Problem requirements:
Copy the listing below in full and skip every picture.

Given records:
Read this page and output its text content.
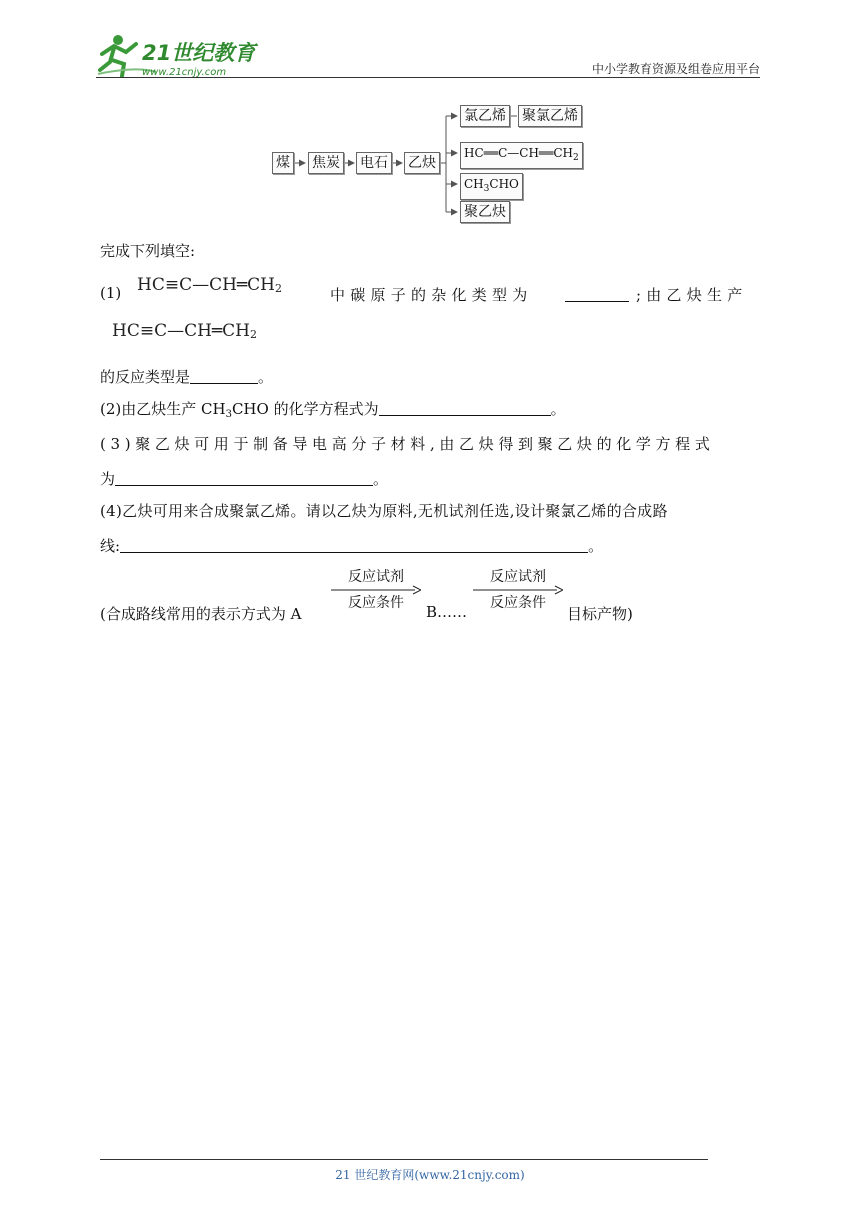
21世纪教育
www.21cnjy.com	中小学教育资源及组卷应用平台
煤 焦炭 电石 乙炔
氯乙烯 聚氯乙烯
$HC══C—CH══CH_2$
$CH_3CHO$
聚乙炔
完成下列填空:
(1) HC≡C—CH═CH2	中碳原子的杂化类型为	;由乙炔生产
HC≡C—CH═CH2
的反应类型是	。
(2)由乙炔生产 $CH_3CHO$ 的化学方程式为	。
(3)聚乙炔可用于制备导电高分子材料,由乙炔得到聚乙炔的化学方程式
为	。
(4)乙炔可用来合成聚氯乙烯。请以乙炔为原料,无机试剂任选,设计聚氯乙烯的合成路
线:	。
(合成路线常用的表示方式为 A
反应试剂
反应条件	B……
反应试剂
反应条件
目标产物)
21 世纪教育网(www.21cnjy.com)
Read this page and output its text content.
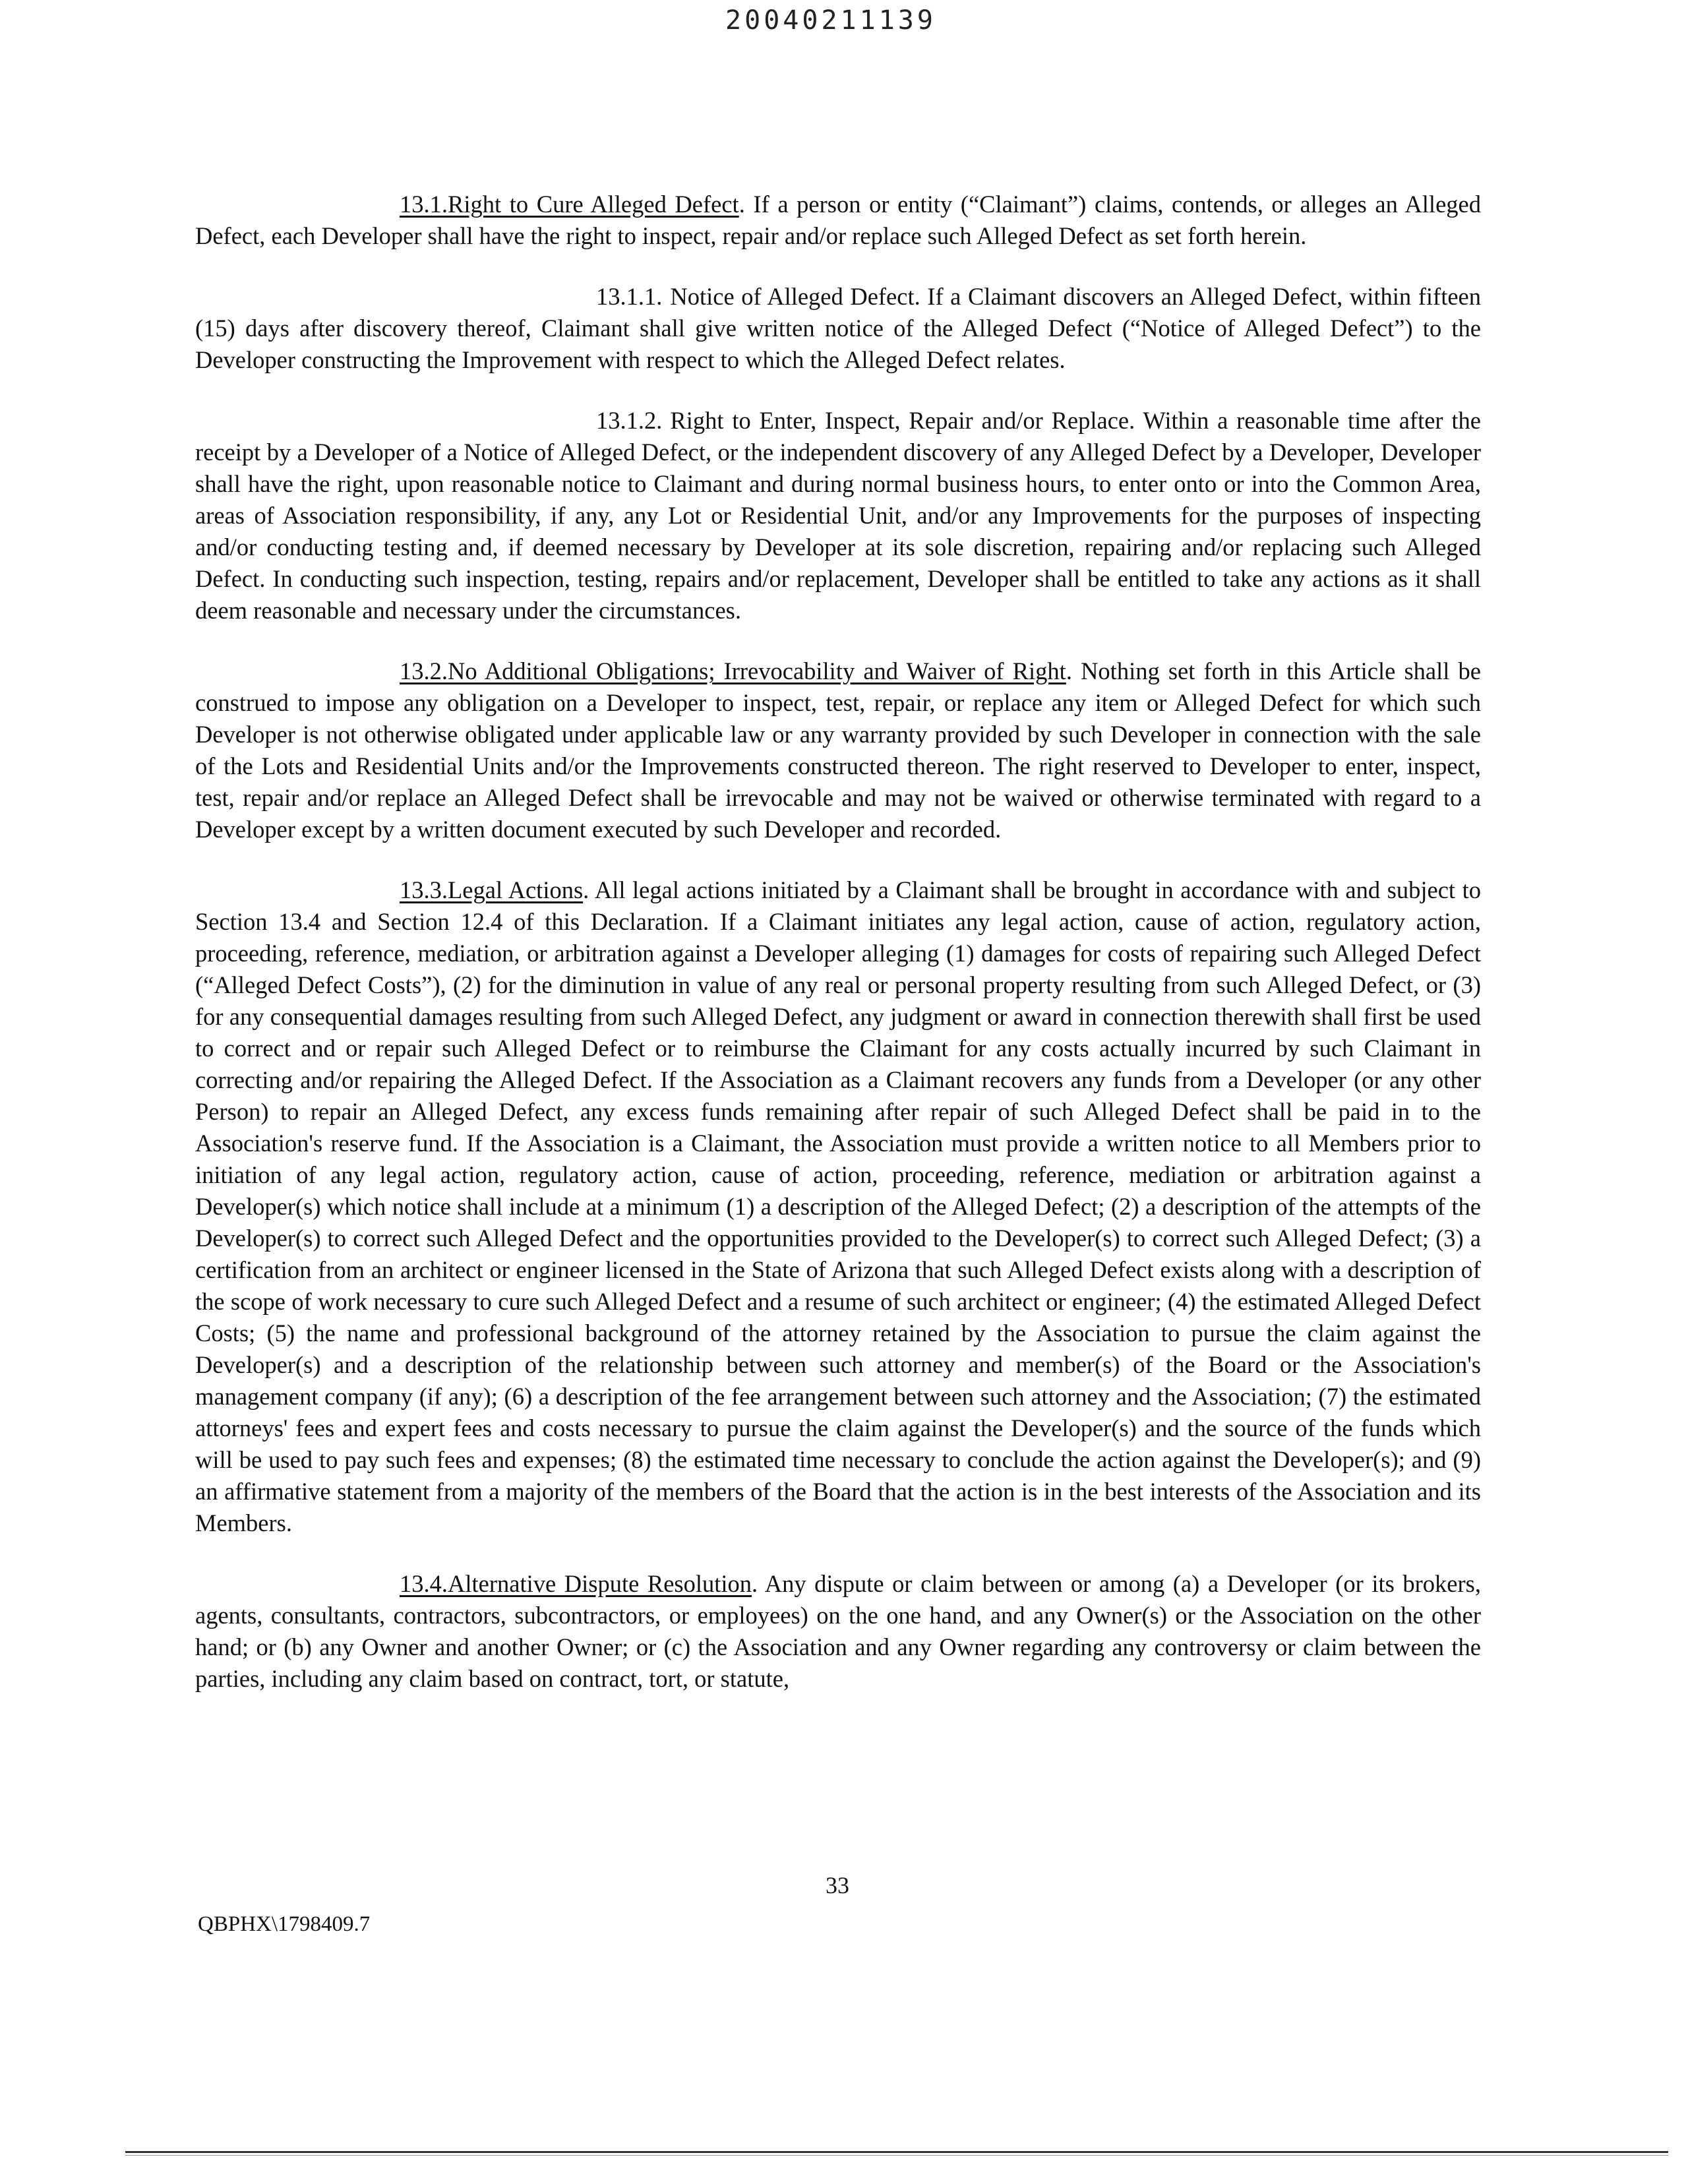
20040211139

13.1.Right to Cure Alleged Defect. If a person or entity (“Claimant”) claims, contends, or alleges an Alleged Defect, each Developer shall have the right to inspect, repair and/or replace such Alleged Defect as set forth herein.

13.1.1. Notice of Alleged Defect. If a Claimant discovers an Alleged Defect, within fifteen (15) days after discovery thereof, Claimant shall give written notice of the Alleged Defect (“Notice of Alleged Defect”) to the Developer constructing the Improvement with respect to which the Alleged Defect relates.

13.1.2. Right to Enter, Inspect, Repair and/or Replace. Within a reasonable time after the receipt by a Developer of a Notice of Alleged Defect, or the independent discovery of any Alleged Defect by a Developer, Developer shall have the right, upon reasonable notice to Claimant and during normal business hours, to enter onto or into the Common Area, areas of Association responsibility, if any, any Lot or Residential Unit, and/or any Improvements for the purposes of inspecting and/or conducting testing and, if deemed necessary by Developer at its sole discretion, repairing and/or replacing such Alleged Defect. In conducting such inspection, testing, repairs and/or replacement, Developer shall be entitled to take any actions as it shall deem reasonable and necessary under the circumstances.

13.2.No Additional Obligations; Irrevocability and Waiver of Right. Nothing set forth in this Article shall be construed to impose any obligation on a Developer to inspect, test, repair, or replace any item or Alleged Defect for which such Developer is not otherwise obligated under applicable law or any warranty provided by such Developer in connection with the sale of the Lots and Residential Units and/or the Improvements constructed thereon. The right reserved to Developer to enter, inspect, test, repair and/or replace an Alleged Defect shall be irrevocable and may not be waived or otherwise terminated with regard to a Developer except by a written document executed by such Developer and recorded.

13.3.Legal Actions. All legal actions initiated by a Claimant shall be brought in accordance with and subject to Section 13.4 and Section 12.4 of this Declaration. If a Claimant initiates any legal action, cause of action, regulatory action, proceeding, reference, mediation, or arbitration against a Developer alleging (1) damages for costs of repairing such Alleged Defect (“Alleged Defect Costs”), (2) for the diminution in value of any real or personal property resulting from such Alleged Defect, or (3) for any consequential damages resulting from such Alleged Defect, any judgment or award in connection therewith shall first be used to correct and or repair such Alleged Defect or to reimburse the Claimant for any costs actually incurred by such Claimant in correcting and/or repairing the Alleged Defect. If the Association as a Claimant recovers any funds from a Developer (or any other Person) to repair an Alleged Defect, any excess funds remaining after repair of such Alleged Defect shall be paid in to the Association's reserve fund. If the Association is a Claimant, the Association must provide a written notice to all Members prior to initiation of any legal action, regulatory action, cause of action, proceeding, reference, mediation or arbitration against a Developer(s) which notice shall include at a minimum (1) a description of the Alleged Defect; (2) a description of the attempts of the Developer(s) to correct such Alleged Defect and the opportunities provided to the Developer(s) to correct such Alleged Defect; (3) a certification from an architect or engineer licensed in the State of Arizona that such Alleged Defect exists along with a description of the scope of work necessary to cure such Alleged Defect and a resume of such architect or engineer; (4) the estimated Alleged Defect Costs; (5) the name and professional background of the attorney retained by the Association to pursue the claim against the Developer(s) and a description of the relationship between such attorney and member(s) of the Board or the Association's management company (if any); (6) a description of the fee arrangement between such attorney and the Association; (7) the estimated attorneys' fees and expert fees and costs necessary to pursue the claim against the Developer(s) and the source of the funds which will be used to pay such fees and expenses; (8) the estimated time necessary to conclude the action against the Developer(s); and (9) an affirmative statement from a majority of the members of the Board that the action is in the best interests of the Association and its Members.

13.4.Alternative Dispute Resolution. Any dispute or claim between or among (a) a Developer (or its brokers, agents, consultants, contractors, subcontractors, or employees) on the one hand, and any Owner(s) or the Association on the other hand; or (b) any Owner and another Owner; or (c) the Association and any Owner regarding any controversy or claim between the parties, including any claim based on contract, tort, or statute,

33
QBPHX\1798409.7
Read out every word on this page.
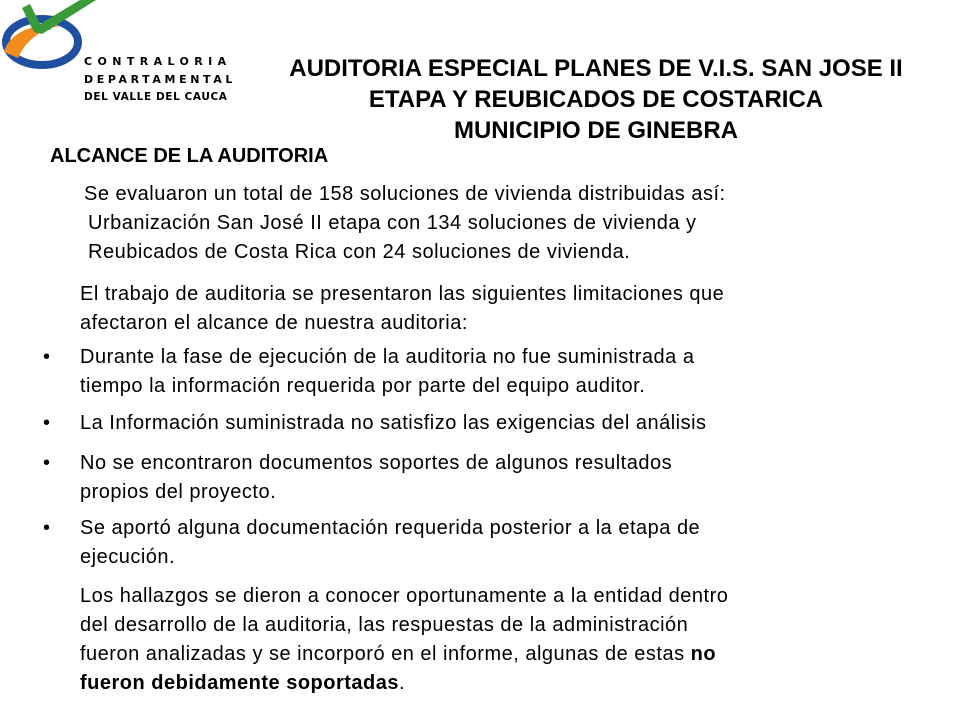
CONTRALORIA
DEPARTAMENTAL
DEL VALLE DEL CAUCA
AUDITORIA ESPECIAL PLANES DE V.I.S. SAN JOSE II
ETAPA Y REUBICADOS DE COSTARICA
MUNICIPIO DE GINEBRA
ALCANCE DE LA AUDITORIA
Se evaluaron un total de 158 soluciones de vivienda distribuidas así:
Urbanización San José II etapa con 134 soluciones de vivienda y
Reubicados de Costa Rica con 24 soluciones de vivienda.
El trabajo de auditoria se presentaron las siguientes limitaciones que
afectaron el alcance de nuestra auditoria:
• Durante la fase de ejecución de la auditoria no fue suministrada a
tiempo la información requerida por parte del equipo auditor.
• La Información suministrada no satisfizo las exigencias del análisis
• No se encontraron documentos soportes de algunos resultados
propios del proyecto.
• Se aportó alguna documentación requerida posterior a la etapa de
ejecución.
Los hallazgos se dieron a conocer oportunamente a la entidad dentro
del desarrollo de la auditoria, las respuestas de la administración
fueron analizadas y se incorporó en el informe, algunas de estas no
fueron debidamente soportadas.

Answer in full:
Read this page and output its text content.
21世纪教育
www.21cnjy.com	中小学教育资源及组卷应用平台
煤 焦炭 电石 乙炔
氯乙烯 聚氯乙烯
$HC══C—CH══CH_2$
$CH_3CHO$
聚乙炔
完成下列填空:
(1) HC≡C—CH═CH2	中碳原子的杂化类型为	;由乙炔生产
HC≡C—CH═CH2
的反应类型是	。
(2)由乙炔生产 $CH_3CHO$ 的化学方程式为	。
(3)聚乙炔可用于制备导电高分子材料,由乙炔得到聚乙炔的化学方程式
为	。
(4)乙炔可用来合成聚氯乙烯。请以乙炔为原料,无机试剂任选,设计聚氯乙烯的合成路
线:	。
(合成路线常用的表示方式为 A
反应试剂
反应条件	B……
反应试剂
反应条件
目标产物)
21 世纪教育网(www.21cnjy.com)
Read this page and output its text content.
20040211139

13.1.Right to Cure Alleged Defect. If a person or entity (“Claimant”) claims, contends, or alleges an Alleged Defect, each Developer shall have the right to inspect, repair and/or replace such Alleged Defect as set forth herein.

13.1.1. Notice of Alleged Defect. If a Claimant discovers an Alleged Defect, within fifteen (15) days after discovery thereof, Claimant shall give written notice of the Alleged Defect (“Notice of Alleged Defect”) to the Developer constructing the Improvement with respect to which the Alleged Defect relates.

13.1.2. Right to Enter, Inspect, Repair and/or Replace. Within a reasonable time after the receipt by a Developer of a Notice of Alleged Defect, or the independent discovery of any Alleged Defect by a Developer, Developer shall have the right, upon reasonable notice to Claimant and during normal business hours, to enter onto or into the Common Area, areas of Association responsibility, if any, any Lot or Residential Unit, and/or any Improvements for the purposes of inspecting and/or conducting testing and, if deemed necessary by Developer at its sole discretion, repairing and/or replacing such Alleged Defect. In conducting such inspection, testing, repairs and/or replacement, Developer shall be entitled to take any actions as it shall deem reasonable and necessary under the circumstances.

13.2.No Additional Obligations; Irrevocability and Waiver of Right. Nothing set forth in this Article shall be construed to impose any obligation on a Developer to inspect, test, repair, or replace any item or Alleged Defect for which such Developer is not otherwise obligated under applicable law or any warranty provided by such Developer in connection with the sale of the Lots and Residential Units and/or the Improvements constructed thereon. The right reserved to Developer to enter, inspect, test, repair and/or replace an Alleged Defect shall be irrevocable and may not be waived or otherwise terminated with regard to a Developer except by a written document executed by such Developer and recorded.

13.3.Legal Actions. All legal actions initiated by a Claimant shall be brought in accordance with and subject to Section 13.4 and Section 12.4 of this Declaration. If a Claimant initiates any legal action, cause of action, regulatory action, proceeding, reference, mediation, or arbitration against a Developer alleging (1) damages for costs of repairing such Alleged Defect (“Alleged Defect Costs”), (2) for the diminution in value of any real or personal property resulting from such Alleged Defect, or (3) for any consequential damages resulting from such Alleged Defect, any judgment or award in connection therewith shall first be used to correct and or repair such Alleged Defect or to reimburse the Claimant for any costs actually incurred by such Claimant in correcting and/or repairing the Alleged Defect. If the Association as a Claimant recovers any funds from a Developer (or any other Person) to repair an Alleged Defect, any excess funds remaining after repair of such Alleged Defect shall be paid in to the Association's reserve fund. If the Association is a Claimant, the Association must provide a written notice to all Members prior to initiation of any legal action, regulatory action, cause of action, proceeding, reference, mediation or arbitration against a Developer(s) which notice shall include at a minimum (1) a description of the Alleged Defect; (2) a description of the attempts of the Developer(s) to correct such Alleged Defect and the opportunities provided to the Developer(s) to correct such Alleged Defect; (3) a certification from an architect or engineer licensed in the State of Arizona that such Alleged Defect exists along with a description of the scope of work necessary to cure such Alleged Defect and a resume of such architect or engineer; (4) the estimated Alleged Defect Costs; (5) the name and professional background of the attorney retained by the Association to pursue the claim against the Developer(s) and a description of the relationship between such attorney and member(s) of the Board or the Association's management company (if any); (6) a description of the fee arrangement between such attorney and the Association; (7) the estimated attorneys' fees and expert fees and costs necessary to pursue the claim against the Developer(s) and the source of the funds which will be used to pay such fees and expenses; (8) the estimated time necessary to conclude the action against the Developer(s); and (9) an affirmative statement from a majority of the members of the Board that the action is in the best interests of the Association and its Members.

13.4.Alternative Dispute Resolution. Any dispute or claim between or among (a) a Developer (or its brokers, agents, consultants, contractors, subcontractors, or employees) on the one hand, and any Owner(s) or the Association on the other hand; or (b) any Owner and another Owner; or (c) the Association and any Owner regarding any controversy or claim between the parties, including any claim based on contract, tort, or statute,

33
QBPHX\1798409.7
Read out every word on this page.
CONTRALORIA
DEPARTAMENTAL
DEL VALLE DEL CAUCA
AUDITORIA ESPECIAL PLANES DE V.I.S. SAN JOSE II
ETAPA Y REUBICADOS DE COSTARICA
MUNICIPIO DE GINEBRA
ALCANCE DE LA AUDITORIA
Se evaluaron un total de 158 soluciones de vivienda distribuidas así:
Urbanización San José II etapa con 134 soluciones de vivienda y
Reubicados de Costa Rica con 24 soluciones de vivienda.
El trabajo de auditoria se presentaron las siguientes limitaciones que
afectaron el alcance de nuestra auditoria:
• Durante la fase de ejecución de la auditoria no fue suministrada a
tiempo la información requerida por parte del equipo auditor.
• La Información suministrada no satisfizo las exigencias del análisis
• No se encontraron documentos soportes de algunos resultados
propios del proyecto.
• Se aportó alguna documentación requerida posterior a la etapa de
ejecución.
Los hallazgos se dieron a conocer oportunamente a la entidad dentro
del desarrollo de la auditoria, las respuestas de la administración
fueron analizadas y se incorporó en el informe, algunas de estas no
fueron debidamente soportadas.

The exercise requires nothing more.